**Input rows**

+--

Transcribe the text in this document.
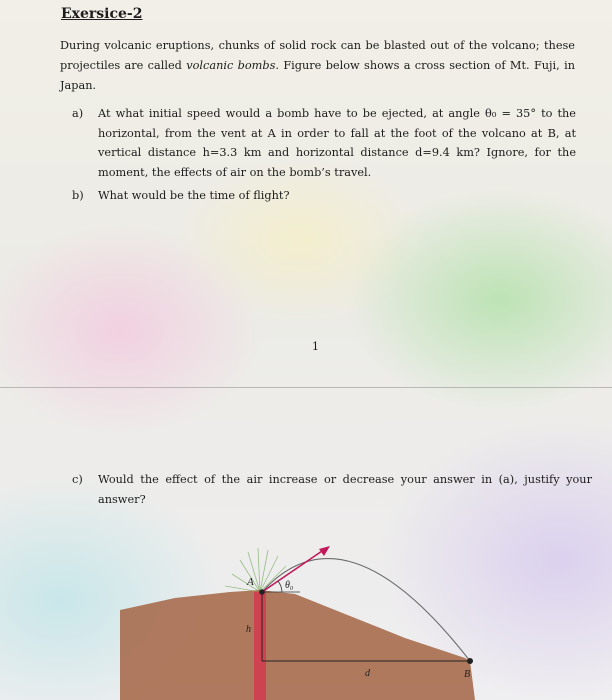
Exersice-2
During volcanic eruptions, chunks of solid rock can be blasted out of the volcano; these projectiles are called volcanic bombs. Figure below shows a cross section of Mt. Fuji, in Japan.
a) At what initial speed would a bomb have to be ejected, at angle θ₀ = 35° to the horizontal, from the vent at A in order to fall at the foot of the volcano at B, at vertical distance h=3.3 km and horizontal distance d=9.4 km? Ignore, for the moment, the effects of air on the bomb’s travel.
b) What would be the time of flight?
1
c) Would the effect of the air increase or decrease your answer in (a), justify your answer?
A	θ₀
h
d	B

+--

**Problem to solve**
Write out the entries above word for word. Do not include the pictures.

**Response for this exercise**
Transcribe the text in this document.
Exersice-2
During volcanic eruptions, chunks of solid rock can be blasted out of the volcano; these projectiles are called volcanic bombs. Figure below shows a cross section of Mt. Fuji, in Japan.
a) At what initial speed would a bomb have to be ejected, at angle θ₀ = 35° to the horizontal, from the vent at A in order to fall at the foot of the volcano at B, at vertical distance h=3.3 km and horizontal distance d=9.4 km? Ignore, for the moment, the effects of air on the bomb’s travel.
b) What would be the time of flight?
1
c) Would the effect of the air increase or decrease your answer in (a), justify your answer?
A	θ₀
h
d	B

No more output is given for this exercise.